## What needs to be done
Select all lines with the string "using" in them, and copy those lines.

Collected data:
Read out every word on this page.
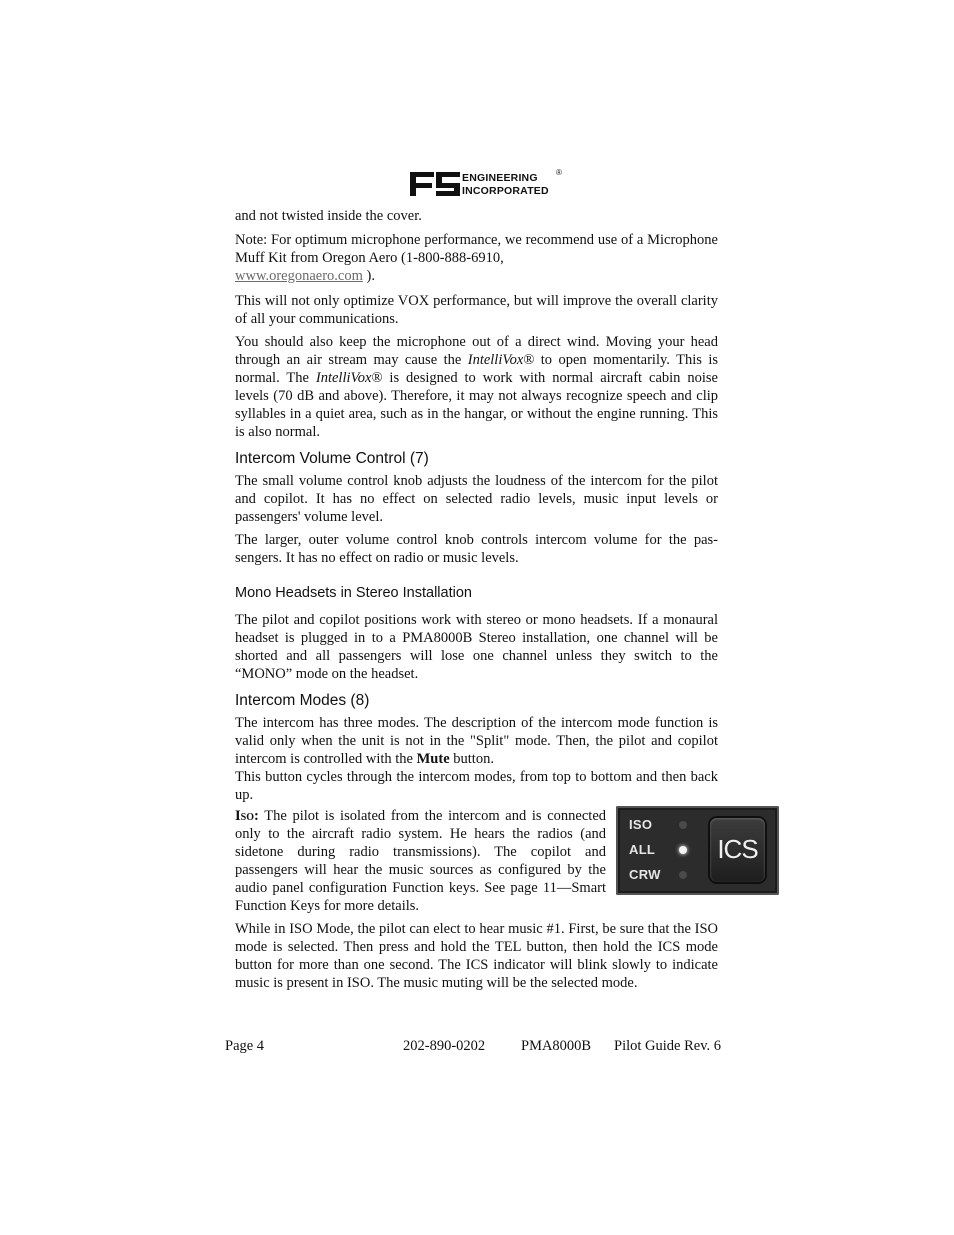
ENGINEERING
INCORPORATED
®

and not twisted inside the cover.

Note: For optimum microphone performance, we recommend use of a Microphone Muff Kit from Oregon Aero (1-800-888-6910,
www.oregonaero.com ).

This will not only optimize VOX performance, but will improve the overall clarity of all your communications.

You should also keep the microphone out of a direct wind. Moving your head through an air stream may cause the IntelliVox® to open momentarily. This is normal. The IntelliVox® is designed to work with normal aircraft cabin noise levels (70 dB and above). Therefore, it may not always recognize speech and clip syllables in a quiet area, such as in the hangar, or without the engine running. This is also normal.

Intercom Volume Control (7)

The small volume control knob adjusts the loudness of the intercom for the pilot and copilot. It has no effect on selected radio levels, music input levels or passengers' volume level.

The larger, outer volume control knob controls intercom volume for the passengers. It has no effect on radio or music levels.

Mono Headsets in Stereo Installation

The pilot and copilot positions work with stereo or mono headsets. If a monaural headset is plugged in to a PMA8000B Stereo installation, one channel will be shorted and all passengers will lose one channel unless they switch to the “MONO” mode on the headset.

Intercom Modes (8)

The intercom has three modes. The description of the intercom mode function is valid only when the unit is not in the "Split" mode. Then, the pilot and copilot intercom is controlled with the Mute button.

This button cycles through the intercom modes, from top to bottom and then back up.

Iso: The pilot is isolated from the intercom and is connected only to the aircraft radio system. He hears the radios (and sidetone during radio transmissions). The copilot and passengers will hear the music sources as configured by the audio panel configuration Function keys. See page 11—Smart Function Keys for more details.

While in ISO Mode, the pilot can elect to hear music #1. First, be sure that the ISO mode is selected. Then press and hold the TEL button, then hold the ICS mode button for more than one second. The ICS indicator will blink slowly to indicate music is present in ISO. The music muting will be the selected mode.

ISO
ALL
CRW
ICS
Page 4	202-890-0202 PMA8000B Pilot Guide Rev. 6
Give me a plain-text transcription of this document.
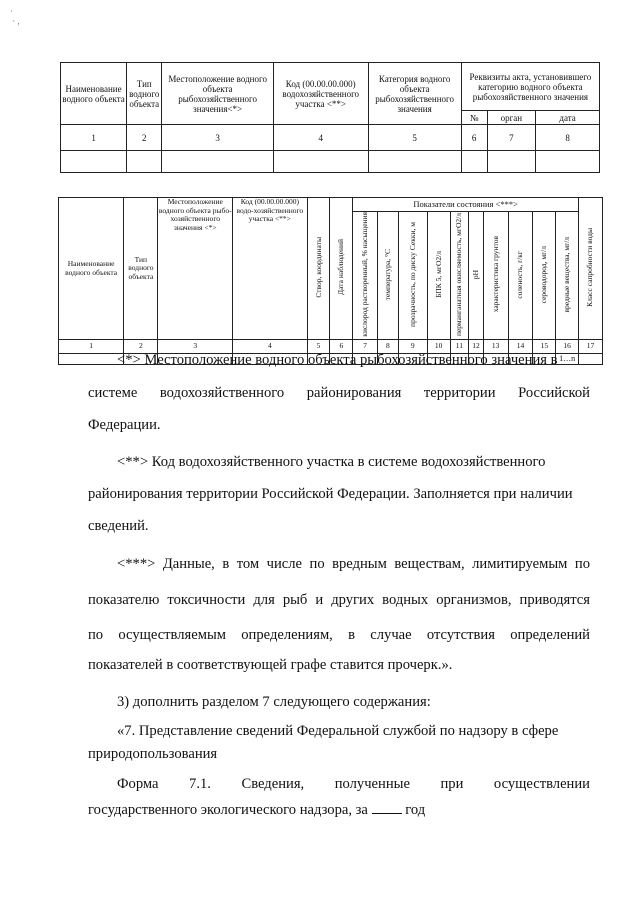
·
· ,
Наименование водного объекта	Тип водного объекта	Местоположение водного объекта рыбохозяйственного значения<*>	Код (00.00.00.000) водохозяйственного участка <**>	Категория водного объекта рыбохозяйственного значения	Реквизиты акта, установившего категорию водного объекта рыбохозяйственного значения		
					№	орган	дата
1	2	3	4	5	6	7	8

Наименование водного объекта	Тип водного объекта	Местоположение водного объекта рыбо-хозяйственного значения <*>	Код (00.00.00.000) водо-хозяйственного участка <**>	Створ, координаты	Дата наблюдений	Показатели состояния <***>										Класс сапробности воды
						кислород растворенный, % насыщения	температура, °С	прозрачность, по диску Секки, м	БПК 5, мгО2/л	перманганатная окисляемость, мгО2/л	pH	характеристика грунтов	соленость, г/кг	сероводород, мг/л	вредные вещества, мг/л	
1	2	3	4	5	6	7	8	9	10	11	12	13	14	15	16	17
															1…n	
<*> Местоположение водного объекта рыбохозяйственного значения в
системе водохозяйственного районирования территории Российской
Федерации.
<**> Код водохозяйственного участка в системе водохозяйственного
районирования территории Российской Федерации. Заполняется при наличии
сведений.
<***> Данные, в том числе по вредным веществам, лимитируемым по
показателю токсичности для рыб и других водных организмов, приводятся
по осуществляемым определениям, в случае отсутствия определений
показателей в соответствующей графе ставится прочерк.».
3) дополнить разделом 7 следующего содержания:
«7. Представление сведений Федеральной службой по надзору в сфере
природопользования
Форма 7.1. Сведения, полученные при осуществлении
государственного экологического надзора, за	год
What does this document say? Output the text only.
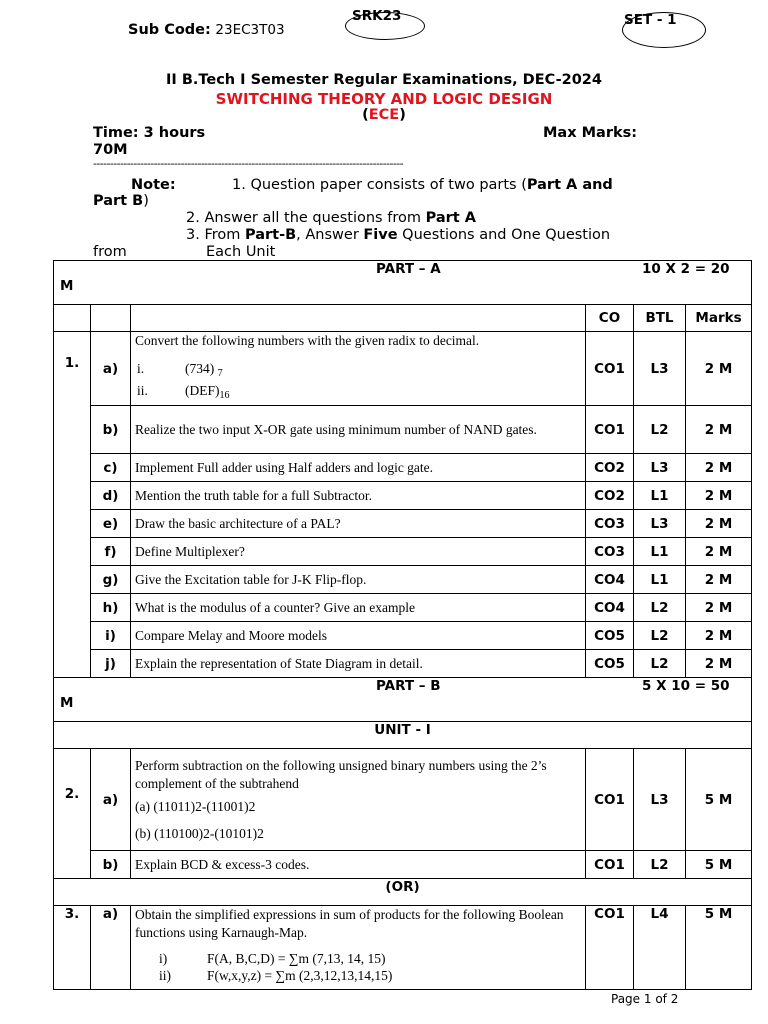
Sub Code: 23EC3T03
SRK23	SET - 1
II B.Tech I Semester Regular Examinations, DEC-2024
SWITCHING THEORY AND LOGIC DESIGN
(ECE)
Time: 3 hours	Max Marks:
70M
--------------------------------------------------------------------------------------------
Note:	1. Question paper consists of two parts (Part A and
Part B)
2. Answer all the questions from Part A
3. From Part-B, Answer Five Questions and One Question
from	Each Unit
PART – A 10 X 2 = 20
M					

			CO	BTL	Marks
1.	a)	Convert the following numbers with the given radix to decimal.
i. (734) $_7$
ii. $(DEF)_{16}$	CO1	L3	2 M
	b)	Realize the two input X-OR gate using minimum number of NAND gates.	CO1	L2	2 M
	c)	Implement Full adder using Half adders and logic gate.	CO2	L3	2 M
	d)	Mention the truth table for a full Subtractor.	CO2	L1	2 M
	e)	Draw the basic architecture of a PAL?	CO3	L3	2 M
	f)	Define Multiplexer?	CO3	L1	2 M
	g)	Give the Excitation table for J-K Flip-flop.	CO4	L1	2 M
	h)	What is the modulus of a counter? Give an example	CO4	L2	2 M
	i)	Compare Melay and Moore models	CO5	L2	2 M
	j)	Explain the representation of State Diagram in detail.	CO5	L2	2 M

PART – B 5 X 10 = 50
M					

UNIT - I					
2.	a)	Perform subtraction on the following unsigned binary numbers using the 2’s complement of the subtrahend
(a) (11011)2-(11001)2
(b) (110100)2-(10101)2	CO1	L3	5 M
	b)	Explain BCD & excess-3 codes.	CO1	L2	5 M
(OR)					
3.	a)	Obtain the simplified expressions in sum of products for the following Boolean functions using Karnaugh-Map.
i) F(A, B,C,D) = ∑m (7,13, 14, 15)
ii) F(w,x,y,z) = ∑m (2,3,12,13,14,15)	CO1	L4	5 M
Page 1 of 2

## Answer to the exercise
	b)	Realize the two input X-OR gate using minimum number of NAND gates.	CO1	L2	2 M
	c)	Implement Full adder using Half adders and logic gate.	CO2	L3	2 M
2.	a)	Perform subtraction on the following unsigned binary numbers using the 2’s complement of the subtrahend
3.	a)	Obtain the simplified expressions in sum of products for the following Boolean functions using Karnaugh-Map.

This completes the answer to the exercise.